### What to produce
Each line below should be quoted exactly, please.

Collection entries:
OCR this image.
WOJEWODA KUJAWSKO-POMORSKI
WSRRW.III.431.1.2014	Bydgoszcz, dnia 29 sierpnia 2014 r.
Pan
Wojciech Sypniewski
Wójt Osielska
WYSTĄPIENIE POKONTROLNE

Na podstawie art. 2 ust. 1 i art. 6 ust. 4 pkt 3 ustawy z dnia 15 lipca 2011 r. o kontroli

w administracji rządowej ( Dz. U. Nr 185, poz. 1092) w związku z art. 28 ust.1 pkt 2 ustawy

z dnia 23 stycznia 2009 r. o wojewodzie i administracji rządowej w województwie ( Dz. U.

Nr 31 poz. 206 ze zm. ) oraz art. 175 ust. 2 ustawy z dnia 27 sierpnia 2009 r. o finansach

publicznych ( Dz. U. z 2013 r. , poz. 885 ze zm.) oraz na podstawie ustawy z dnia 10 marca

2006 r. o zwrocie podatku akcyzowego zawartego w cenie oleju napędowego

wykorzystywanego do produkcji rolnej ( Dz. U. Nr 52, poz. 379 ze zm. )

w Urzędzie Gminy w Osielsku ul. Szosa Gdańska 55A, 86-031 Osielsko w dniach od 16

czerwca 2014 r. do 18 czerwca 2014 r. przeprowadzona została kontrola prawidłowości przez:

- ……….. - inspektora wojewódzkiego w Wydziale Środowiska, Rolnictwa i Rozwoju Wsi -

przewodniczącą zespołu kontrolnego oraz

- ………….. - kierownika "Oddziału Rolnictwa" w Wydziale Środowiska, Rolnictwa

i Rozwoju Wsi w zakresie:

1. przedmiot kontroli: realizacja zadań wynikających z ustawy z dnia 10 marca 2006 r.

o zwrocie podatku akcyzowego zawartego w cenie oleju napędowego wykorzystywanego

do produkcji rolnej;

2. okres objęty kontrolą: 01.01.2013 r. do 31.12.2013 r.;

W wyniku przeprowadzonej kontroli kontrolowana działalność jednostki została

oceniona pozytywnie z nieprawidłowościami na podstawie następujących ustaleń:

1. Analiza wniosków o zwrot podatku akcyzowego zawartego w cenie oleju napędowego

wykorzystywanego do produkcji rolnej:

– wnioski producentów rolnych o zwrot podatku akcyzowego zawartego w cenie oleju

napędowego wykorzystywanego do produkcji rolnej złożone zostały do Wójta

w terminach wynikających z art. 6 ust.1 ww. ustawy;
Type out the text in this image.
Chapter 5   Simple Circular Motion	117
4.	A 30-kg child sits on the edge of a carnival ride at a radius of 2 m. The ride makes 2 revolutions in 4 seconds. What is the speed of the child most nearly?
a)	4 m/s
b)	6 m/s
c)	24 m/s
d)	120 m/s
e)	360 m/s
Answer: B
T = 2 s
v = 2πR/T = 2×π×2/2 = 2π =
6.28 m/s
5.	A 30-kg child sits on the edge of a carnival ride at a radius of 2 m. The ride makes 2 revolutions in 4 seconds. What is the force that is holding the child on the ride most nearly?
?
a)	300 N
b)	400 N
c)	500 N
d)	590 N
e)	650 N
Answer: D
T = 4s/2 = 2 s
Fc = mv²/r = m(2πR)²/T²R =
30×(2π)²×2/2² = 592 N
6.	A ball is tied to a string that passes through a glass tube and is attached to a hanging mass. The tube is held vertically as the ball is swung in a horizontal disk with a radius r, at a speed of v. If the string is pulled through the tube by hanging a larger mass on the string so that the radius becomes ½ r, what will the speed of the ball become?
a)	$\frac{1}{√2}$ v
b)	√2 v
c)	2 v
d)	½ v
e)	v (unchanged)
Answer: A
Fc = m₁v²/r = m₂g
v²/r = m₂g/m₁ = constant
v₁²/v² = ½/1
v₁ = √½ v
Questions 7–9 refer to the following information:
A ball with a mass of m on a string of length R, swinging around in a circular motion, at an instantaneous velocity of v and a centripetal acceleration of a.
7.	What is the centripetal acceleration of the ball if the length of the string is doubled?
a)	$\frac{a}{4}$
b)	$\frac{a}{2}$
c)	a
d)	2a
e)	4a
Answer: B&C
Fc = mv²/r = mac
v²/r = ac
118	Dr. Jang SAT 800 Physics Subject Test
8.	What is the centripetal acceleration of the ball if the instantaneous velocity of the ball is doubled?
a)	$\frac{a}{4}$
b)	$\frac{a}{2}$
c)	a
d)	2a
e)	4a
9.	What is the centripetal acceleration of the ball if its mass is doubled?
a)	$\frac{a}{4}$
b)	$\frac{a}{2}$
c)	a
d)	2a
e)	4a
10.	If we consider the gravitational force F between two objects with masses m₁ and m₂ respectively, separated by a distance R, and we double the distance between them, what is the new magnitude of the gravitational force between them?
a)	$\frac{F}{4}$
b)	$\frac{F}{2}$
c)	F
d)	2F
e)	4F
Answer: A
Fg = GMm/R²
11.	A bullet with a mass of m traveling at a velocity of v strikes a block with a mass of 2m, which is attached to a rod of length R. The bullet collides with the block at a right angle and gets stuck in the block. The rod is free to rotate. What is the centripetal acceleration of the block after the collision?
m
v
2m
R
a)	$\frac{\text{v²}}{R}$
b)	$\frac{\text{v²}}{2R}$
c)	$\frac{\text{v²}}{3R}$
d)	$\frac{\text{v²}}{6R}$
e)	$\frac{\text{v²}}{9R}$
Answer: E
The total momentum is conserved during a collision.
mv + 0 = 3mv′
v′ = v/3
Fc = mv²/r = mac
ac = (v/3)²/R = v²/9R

### Reply to the task
OCR this image.
WOJEWODA KUJAWSKO-POMORSKI
WSRRW.III.431.1.2014	Bydgoszcz, dnia 29 sierpnia 2014 r.
Pan
Wojciech Sypniewski
Wójt Osielska
WYSTĄPIENIE POKONTROLNE

Na podstawie art. 2 ust. 1 i art. 6 ust. 4 pkt 3 ustawy z dnia 15 lipca 2011 r. o kontroli

w administracji rządowej ( Dz. U. Nr 185, poz. 1092) w związku z art. 28 ust.1 pkt 2 ustawy

z dnia 23 stycznia 2009 r. o wojewodzie i administracji rządowej w województwie ( Dz. U.

Nr 31 poz. 206 ze zm. ) oraz art. 175 ust. 2 ustawy z dnia 27 sierpnia 2009 r. o finansach

publicznych ( Dz. U. z 2013 r. , poz. 885 ze zm.) oraz na podstawie ustawy z dnia 10 marca

2006 r. o zwrocie podatku akcyzowego zawartego w cenie oleju napędowego

wykorzystywanego do produkcji rolnej ( Dz. U. Nr 52, poz. 379 ze zm. )

w Urzędzie Gminy w Osielsku ul. Szosa Gdańska 55A, 86-031 Osielsko w dniach od 16

czerwca 2014 r. do 18 czerwca 2014 r. przeprowadzona została kontrola prawidłowości przez:

- ……….. - inspektora wojewódzkiego w Wydziale Środowiska, Rolnictwa i Rozwoju Wsi -

przewodniczącą zespołu kontrolnego oraz

- ………….. - kierownika "Oddziału Rolnictwa" w Wydziale Środowiska, Rolnictwa

i Rozwoju Wsi w zakresie:

1. przedmiot kontroli: realizacja zadań wynikających z ustawy z dnia 10 marca 2006 r.

o zwrocie podatku akcyzowego zawartego w cenie oleju napędowego wykorzystywanego

do produkcji rolnej;

2. okres objęty kontrolą: 01.01.2013 r. do 31.12.2013 r.;

W wyniku przeprowadzonej kontroli kontrolowana działalność jednostki została

oceniona pozytywnie z nieprawidłowościami na podstawie następujących ustaleń:

1. Analiza wniosków o zwrot podatku akcyzowego zawartego w cenie oleju napędowego

wykorzystywanego do produkcji rolnej:

– wnioski producentów rolnych o zwrot podatku akcyzowego zawartego w cenie oleju

napędowego wykorzystywanego do produkcji rolnej złożone zostały do Wójta

w terminach wynikających z art. 6 ust.1 ww. ustawy;
Type out the text in this image.
Chapter 5   Simple Circular Motion	117
4.	A 30-kg child sits on the edge of a carnival ride at a radius of 2 m. The ride makes 2 revolutions in 4 seconds. What is the speed of the child most nearly?
a)	4 m/s
b)	6 m/s
c)	24 m/s
d)	120 m/s
e)	360 m/s
Answer: B
T = 2 s
v = 2πR/T = 2×π×2/2 = 2π =
6.28 m/s
5.	A 30-kg child sits on the edge of a carnival ride at a radius of 2 m. The ride makes 2 revolutions in 4 seconds. What is the force that is holding the child on the ride most nearly?
?
a)	300 N
b)	400 N
c)	500 N
d)	590 N
e)	650 N
Answer: D
T = 4s/2 = 2 s
Fc = mv²/r = m(2πR)²/T²R =
30×(2π)²×2/2² = 592 N
6.	A ball is tied to a string that passes through a glass tube and is attached to a hanging mass. The tube is held vertically as the ball is swung in a horizontal disk with a radius r, at a speed of v. If the string is pulled through the tube by hanging a larger mass on the string so that the radius becomes ½ r, what will the speed of the ball become?
a)	$\frac{1}{√2}$ v
b)	√2 v
c)	2 v
d)	½ v
e)	v (unchanged)
Answer: A
Fc = m₁v²/r = m₂g
v²/r = m₂g/m₁ = constant
v₁²/v² = ½/1
v₁ = √½ v
Questions 7–9 refer to the following information:
A ball with a mass of m on a string of length R, swinging around in a circular motion, at an instantaneous velocity of v and a centripetal acceleration of a.
7.	What is the centripetal acceleration of the ball if the length of the string is doubled?
a)	$\frac{a}{4}$
b)	$\frac{a}{2}$
c)	a
d)	2a
e)	4a
Answer: B&C
Fc = mv²/r = mac
v²/r = ac
118	Dr. Jang SAT 800 Physics Subject Test
8.	What is the centripetal acceleration of the ball if the instantaneous velocity of the ball is doubled?
a)	$\frac{a}{4}$
b)	$\frac{a}{2}$
c)	a
d)	2a
e)	4a
9.	What is the centripetal acceleration of the ball if its mass is doubled?
a)	$\frac{a}{4}$
b)	$\frac{a}{2}$
c)	a
d)	2a
e)	4a
10.	If we consider the gravitational force F between two objects with masses m₁ and m₂ respectively, separated by a distance R, and we double the distance between them, what is the new magnitude of the gravitational force between them?
a)	$\frac{F}{4}$
b)	$\frac{F}{2}$
c)	F
d)	2F
e)	4F
Answer: A
Fg = GMm/R²
11.	A bullet with a mass of m traveling at a velocity of v strikes a block with a mass of 2m, which is attached to a rod of length R. The bullet collides with the block at a right angle and gets stuck in the block. The rod is free to rotate. What is the centripetal acceleration of the block after the collision?
m
v
2m
R
a)	$\frac{\text{v²}}{R}$
b)	$\frac{\text{v²}}{2R}$
c)	$\frac{\text{v²}}{3R}$
d)	$\frac{\text{v²}}{6R}$
e)	$\frac{\text{v²}}{9R}$
Answer: E
The total momentum is conserved during a collision.
mv + 0 = 3mv′
v′ = v/3
Fc = mv²/r = mac
ac = (v/3)²/R = v²/9R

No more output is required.